WORK TO COMPLETE
In this exercise, reproduce all the entries that follow exactly.

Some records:
--------------------------------------------------
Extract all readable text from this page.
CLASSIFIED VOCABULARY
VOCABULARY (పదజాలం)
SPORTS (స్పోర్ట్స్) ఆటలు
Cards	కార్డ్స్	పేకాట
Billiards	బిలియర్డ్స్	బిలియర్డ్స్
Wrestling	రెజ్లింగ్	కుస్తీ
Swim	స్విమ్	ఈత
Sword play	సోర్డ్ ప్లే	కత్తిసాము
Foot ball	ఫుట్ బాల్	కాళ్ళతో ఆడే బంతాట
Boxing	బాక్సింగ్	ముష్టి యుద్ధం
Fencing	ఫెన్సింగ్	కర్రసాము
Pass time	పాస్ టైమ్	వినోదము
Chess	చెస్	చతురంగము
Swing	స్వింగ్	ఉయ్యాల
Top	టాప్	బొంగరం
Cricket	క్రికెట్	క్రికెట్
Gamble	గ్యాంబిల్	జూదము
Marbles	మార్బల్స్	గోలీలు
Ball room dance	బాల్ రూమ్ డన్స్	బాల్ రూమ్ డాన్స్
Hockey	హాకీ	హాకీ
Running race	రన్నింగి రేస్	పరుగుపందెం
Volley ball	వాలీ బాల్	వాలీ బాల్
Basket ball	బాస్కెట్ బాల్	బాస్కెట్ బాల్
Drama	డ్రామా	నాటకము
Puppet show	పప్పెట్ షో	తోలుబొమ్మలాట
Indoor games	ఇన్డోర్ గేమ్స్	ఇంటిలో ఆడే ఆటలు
--------------------------------------------------
TASK RESPONSE
Extract all readable text from this page.
CLASSIFIED VOCABULARY
VOCABULARY (పదజాలం)
SPORTS (స్పోర్ట్స్) ఆటలు
Cards	కార్డ్స్	పేకాట
Billiards	బిలియర్డ్స్	బిలియర్డ్స్
Wrestling	రెజ్లింగ్	కుస్తీ
Swim	స్విమ్	ఈత
Sword play	సోర్డ్ ప్లే	కత్తిసాము
Foot ball	ఫుట్ బాల్	కాళ్ళతో ఆడే బంతాట
Boxing	బాక్సింగ్	ముష్టి యుద్ధం
Fencing	ఫెన్సింగ్	కర్రసాము
Pass time	పాస్ టైమ్	వినోదము
Chess	చెస్	చతురంగము
Swing	స్వింగ్	ఉయ్యాల
Top	టాప్	బొంగరం
Cricket	క్రికెట్	క్రికెట్
Gamble	గ్యాంబిల్	జూదము
Marbles	మార్బల్స్	గోలీలు
Ball room dance	బాల్ రూమ్ డన్స్	బాల్ రూమ్ డాన్స్
Hockey	హాకీ	హాకీ
Running race	రన్నింగి రేస్	పరుగుపందెం
Volley ball	వాలీ బాల్	వాలీ బాల్
Basket ball	బాస్కెట్ బాల్	బాస్కెట్ బాల్
Drama	డ్రామా	నాటకము
Puppet show	పప్పెట్ షో	తోలుబొమ్మలాట
Indoor games	ఇన్డోర్ గేమ్స్	ఇంటిలో ఆడే ఆటలు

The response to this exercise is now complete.